== Consignes ==
Dans l'article sur la rencontre entre Emmanuel Macron et Angela Merkel, recopiez la partie qui s'ouvre sur les mots contenant « Peut-il aller plus » et se clôt sur « l’année suivante ? », en remplaçant « reprise économique » par « relance économique ».

== Texte à examiner ==
※ ※ ※

En plus d’un agenda international chargé (Covid-19, élection biélorusse, coup d’Etat au Mali, tensions gréco-turques…) le président de la République française Emmanuel Macron et la chancelière allemande Angela Merkel devaient évoquer les perspectives de l’économie européenne lors de leur rencontre au fort de Brégançon ce 20 août.
En juillet, le couple a usé de tout son poids au sein de l’Union et de la zone euro pour obtenir, malgré la réticence des «quatre frugaux» (Autriche, Danemark, Pays-Bas et Suède) la création en 2020 d’un fonds européen pour la relance post-Covid-19 doté de 750 milliards d’euros, dont 390 financés par de la dette collective.
Peut-il aller plus loin pour garantir la solidité de la reprise économique de l’Europe, attendue à une moyenne de +5,8% en 2021, avant leurs échéances respectives : élections fédérales en Allemagne en 2021 et élection présidentielle en France l’année suivante ?
Sur la question de l’endettement, les conservateurs de la CDU rangés derrière Angela Merkel sont loin d’avoir renoncé à la rigueur, même s’ils ont dû se résoudre, en 2020, à un budget en déficit de 156 milliards d’euros, ainsi qu’à l’émission de près de 220 milliards de dette, soit l’équivalent de 6 points de PIB.

※ ※ ※

Données de prédiction de boîtes englobantes

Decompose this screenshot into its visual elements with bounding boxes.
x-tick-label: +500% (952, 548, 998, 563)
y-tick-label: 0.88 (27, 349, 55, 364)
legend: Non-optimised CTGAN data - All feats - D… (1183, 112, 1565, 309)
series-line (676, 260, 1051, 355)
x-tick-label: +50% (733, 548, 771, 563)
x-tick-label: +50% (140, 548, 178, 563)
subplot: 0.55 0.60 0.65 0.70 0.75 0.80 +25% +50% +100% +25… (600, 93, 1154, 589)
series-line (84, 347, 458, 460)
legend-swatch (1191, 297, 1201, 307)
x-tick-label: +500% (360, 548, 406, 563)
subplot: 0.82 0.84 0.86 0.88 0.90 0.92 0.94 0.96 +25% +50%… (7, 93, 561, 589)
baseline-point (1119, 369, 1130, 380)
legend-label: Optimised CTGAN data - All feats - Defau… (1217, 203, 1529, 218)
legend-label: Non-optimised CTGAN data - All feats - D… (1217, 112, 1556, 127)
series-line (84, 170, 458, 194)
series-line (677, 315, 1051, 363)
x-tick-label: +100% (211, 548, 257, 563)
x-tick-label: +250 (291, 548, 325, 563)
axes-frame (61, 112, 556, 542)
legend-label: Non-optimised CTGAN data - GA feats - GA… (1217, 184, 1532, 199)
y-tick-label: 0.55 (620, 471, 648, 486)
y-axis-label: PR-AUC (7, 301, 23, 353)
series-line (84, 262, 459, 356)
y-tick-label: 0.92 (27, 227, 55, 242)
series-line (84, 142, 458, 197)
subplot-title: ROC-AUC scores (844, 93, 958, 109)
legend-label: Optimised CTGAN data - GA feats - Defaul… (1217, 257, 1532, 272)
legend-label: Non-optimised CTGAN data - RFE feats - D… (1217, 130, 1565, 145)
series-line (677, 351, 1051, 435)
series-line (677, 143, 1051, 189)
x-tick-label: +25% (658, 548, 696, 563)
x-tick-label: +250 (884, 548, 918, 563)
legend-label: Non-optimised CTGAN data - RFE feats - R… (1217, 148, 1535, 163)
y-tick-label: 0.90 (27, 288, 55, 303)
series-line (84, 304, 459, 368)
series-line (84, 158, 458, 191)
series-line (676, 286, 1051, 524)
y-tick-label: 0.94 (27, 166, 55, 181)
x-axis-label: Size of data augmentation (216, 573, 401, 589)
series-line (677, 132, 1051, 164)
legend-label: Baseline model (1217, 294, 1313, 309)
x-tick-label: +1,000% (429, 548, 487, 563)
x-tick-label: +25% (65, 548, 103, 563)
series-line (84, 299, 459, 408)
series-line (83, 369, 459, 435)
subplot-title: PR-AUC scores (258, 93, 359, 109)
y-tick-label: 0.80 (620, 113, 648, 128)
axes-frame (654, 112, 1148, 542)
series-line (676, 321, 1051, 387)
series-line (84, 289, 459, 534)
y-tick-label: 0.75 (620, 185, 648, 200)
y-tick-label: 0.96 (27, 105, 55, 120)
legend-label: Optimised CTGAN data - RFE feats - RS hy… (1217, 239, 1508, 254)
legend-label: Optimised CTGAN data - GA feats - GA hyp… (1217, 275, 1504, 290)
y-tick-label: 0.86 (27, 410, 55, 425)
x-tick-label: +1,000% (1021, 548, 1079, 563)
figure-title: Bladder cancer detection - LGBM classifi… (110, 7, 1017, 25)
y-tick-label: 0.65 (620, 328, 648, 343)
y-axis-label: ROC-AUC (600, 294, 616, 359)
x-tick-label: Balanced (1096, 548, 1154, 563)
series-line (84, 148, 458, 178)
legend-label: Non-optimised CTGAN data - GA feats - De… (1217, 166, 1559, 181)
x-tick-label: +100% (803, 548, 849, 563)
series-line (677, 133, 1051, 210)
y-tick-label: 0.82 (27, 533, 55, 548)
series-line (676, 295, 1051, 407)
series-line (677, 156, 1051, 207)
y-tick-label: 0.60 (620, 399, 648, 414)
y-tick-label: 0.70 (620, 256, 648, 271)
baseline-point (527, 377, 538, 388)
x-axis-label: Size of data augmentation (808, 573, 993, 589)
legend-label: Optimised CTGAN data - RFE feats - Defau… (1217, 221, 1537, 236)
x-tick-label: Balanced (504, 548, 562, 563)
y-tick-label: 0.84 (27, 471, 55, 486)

※ ※ ※

== Tâche réalisée ==
Peut-il aller plus loin pour garantir la solidité de la relance économique de l’Europe, attendue à une moyenne de +5,8% en 2021, avant leurs échéances respectives : élections fédérales en Allemagne en 2021 et élection présidentielle en France l’année suivante ?